Please explain, in one to three sentences, why the advice passage below says not to waste time on jealousy.

[Start of Source text]

Don’t worry about the future. Or worry, but know that worrying is as effective as trying to solve an algebra equation by chewing bubble gum. The real troubles in your life are apt to be things that never crossed your worried mind, the kind that blindside you at 4 p.m. on some idle Tuesday.

Do one thing every day that scares you.

Sing.

Don’t be reckless with other people’s hearts. Don’t put up with people who are reckless with yours.

Floss.

Don’t waste your time on jealousy. Sometimes you’re ahead, sometimes you’re behind. The race is long and, in the end, it’s only with yourself.

Remember compliments you receive. Forget the insults. If you succeed in doing this, tell me how.

Keep your old love letters. Throw away your old bank statements.

Stretch.

Don’t feel guilty if you don’t know what you want to do with your life. The most interesting people I know didn’t know at 22 what they wanted to do with their lives. Some of the most interesting 40-year-olds I know still don’t.

[End of Source text]
[Start of Information given]

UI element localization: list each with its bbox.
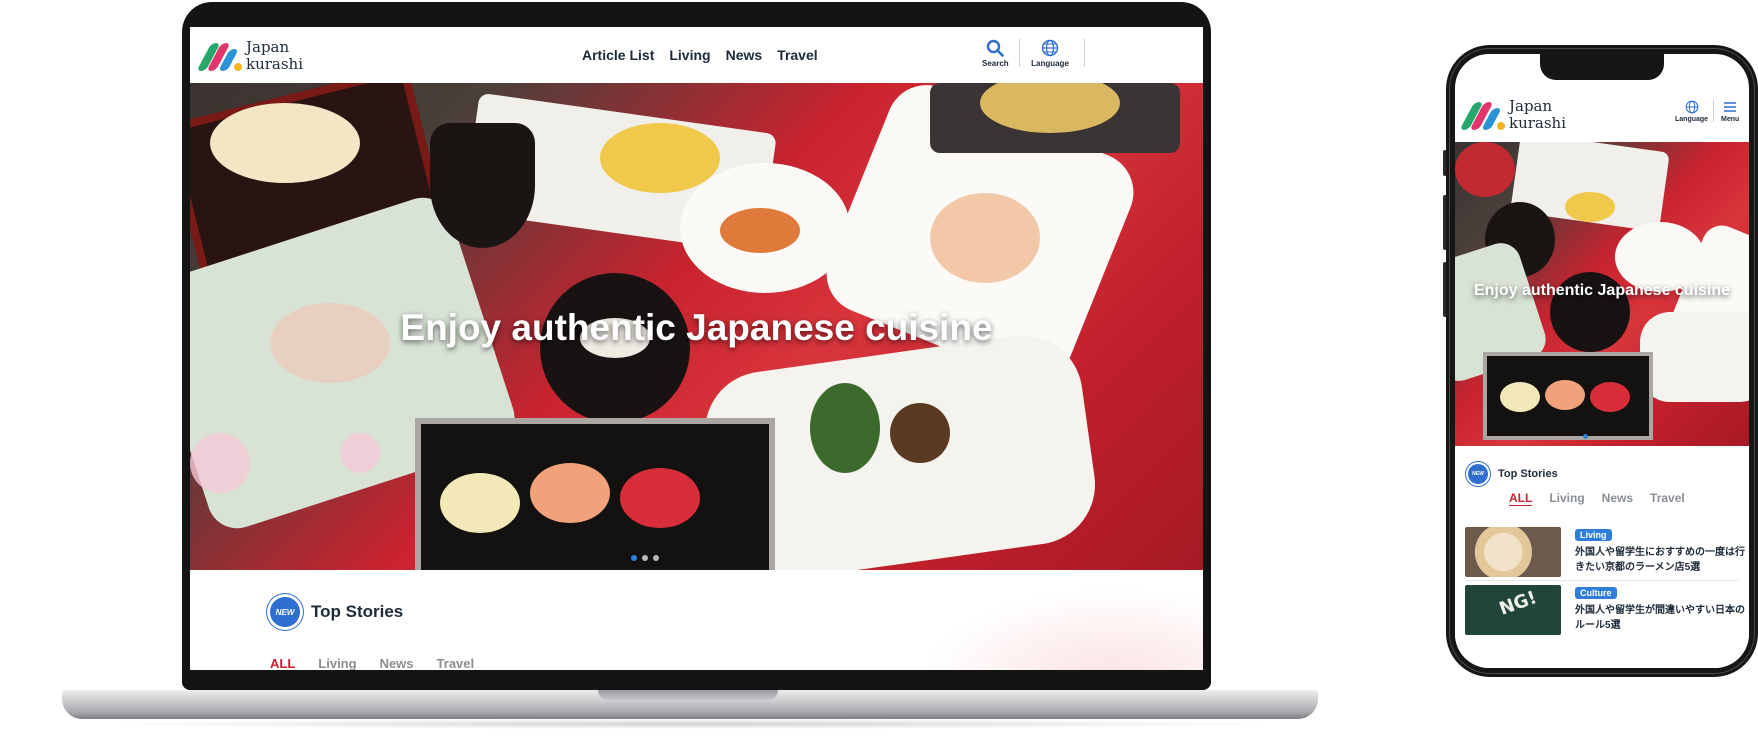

[End of Information given]
[Start of Information given]

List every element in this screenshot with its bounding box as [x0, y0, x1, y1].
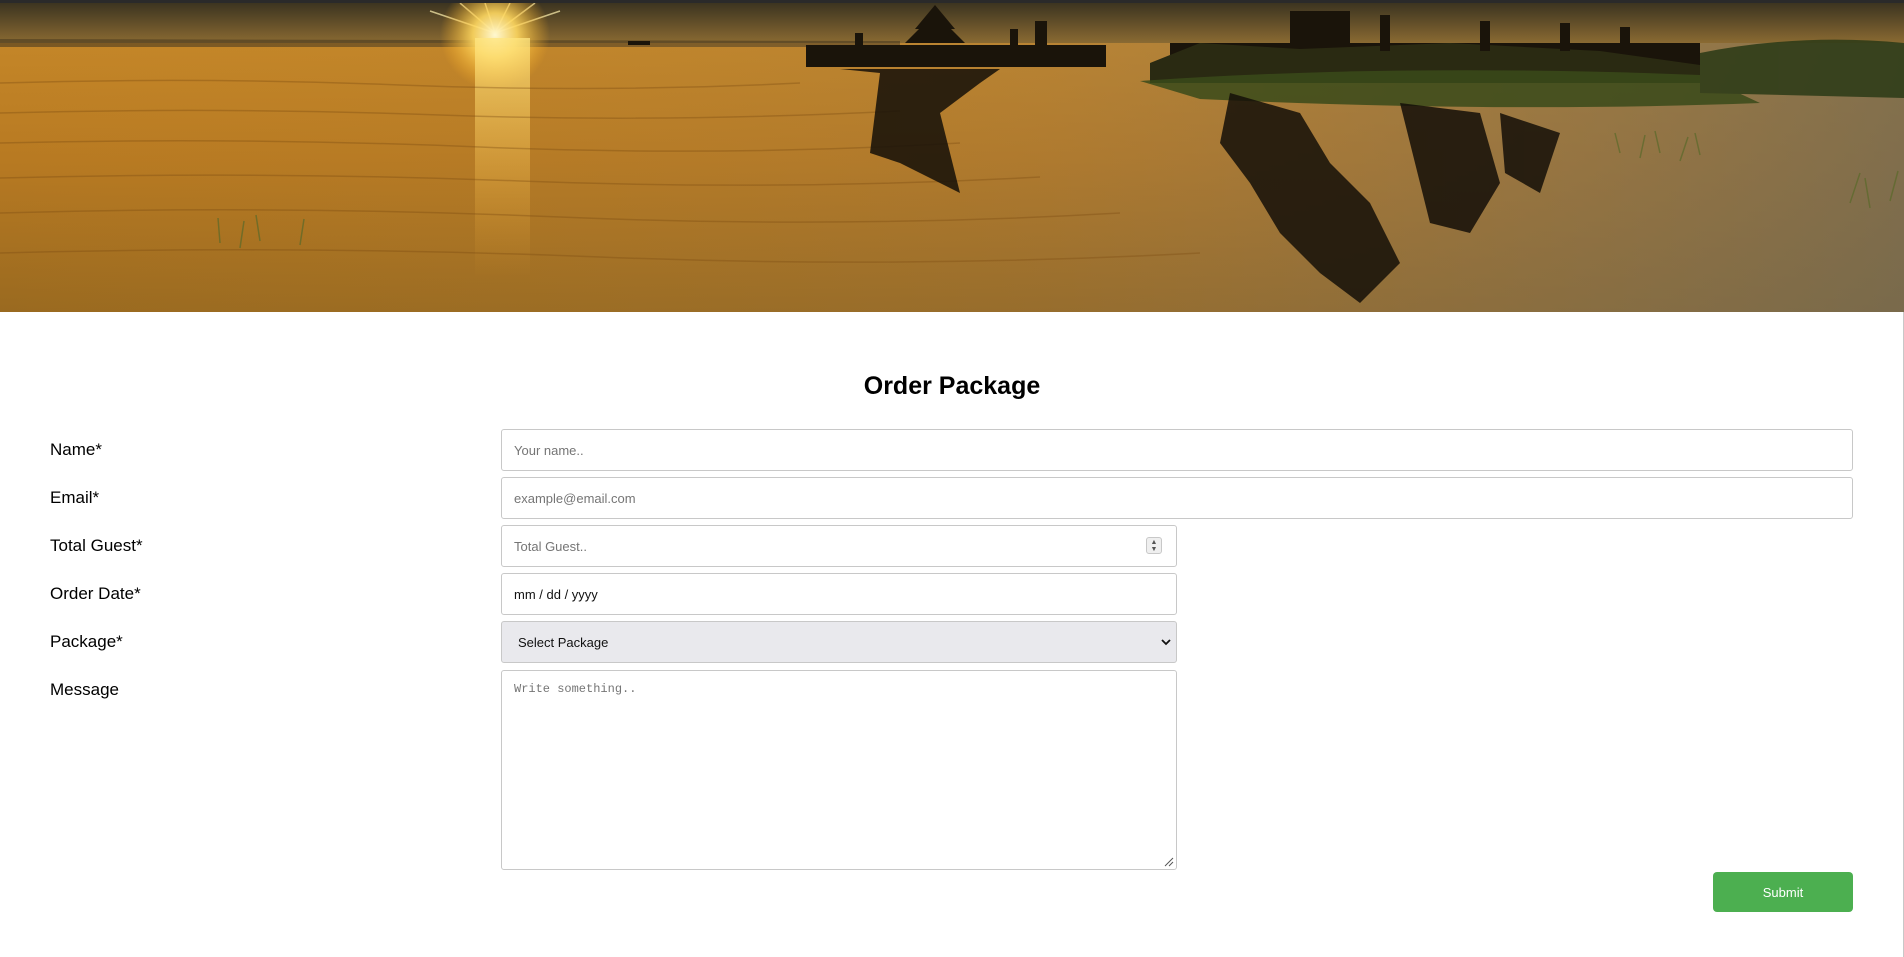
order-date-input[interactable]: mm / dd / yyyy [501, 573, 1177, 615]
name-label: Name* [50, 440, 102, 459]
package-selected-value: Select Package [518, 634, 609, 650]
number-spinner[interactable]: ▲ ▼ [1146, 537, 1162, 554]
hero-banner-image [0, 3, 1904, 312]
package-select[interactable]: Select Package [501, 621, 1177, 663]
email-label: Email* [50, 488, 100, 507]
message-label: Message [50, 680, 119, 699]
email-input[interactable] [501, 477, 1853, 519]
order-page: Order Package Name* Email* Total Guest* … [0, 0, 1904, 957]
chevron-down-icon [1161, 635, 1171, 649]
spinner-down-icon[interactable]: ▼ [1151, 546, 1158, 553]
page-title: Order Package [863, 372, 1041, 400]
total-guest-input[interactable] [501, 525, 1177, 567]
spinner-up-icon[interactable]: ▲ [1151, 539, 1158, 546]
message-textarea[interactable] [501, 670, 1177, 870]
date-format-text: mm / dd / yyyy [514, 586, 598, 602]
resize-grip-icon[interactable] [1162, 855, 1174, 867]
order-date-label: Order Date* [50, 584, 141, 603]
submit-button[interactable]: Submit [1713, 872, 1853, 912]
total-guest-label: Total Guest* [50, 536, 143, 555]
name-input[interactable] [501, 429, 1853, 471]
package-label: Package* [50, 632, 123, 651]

[End of Information given]

#### [Exercise solution]
Jealousy is a waste of time because sometimes you're ahead and sometimes you're behind. The race is long, and in the end it's only with yourself.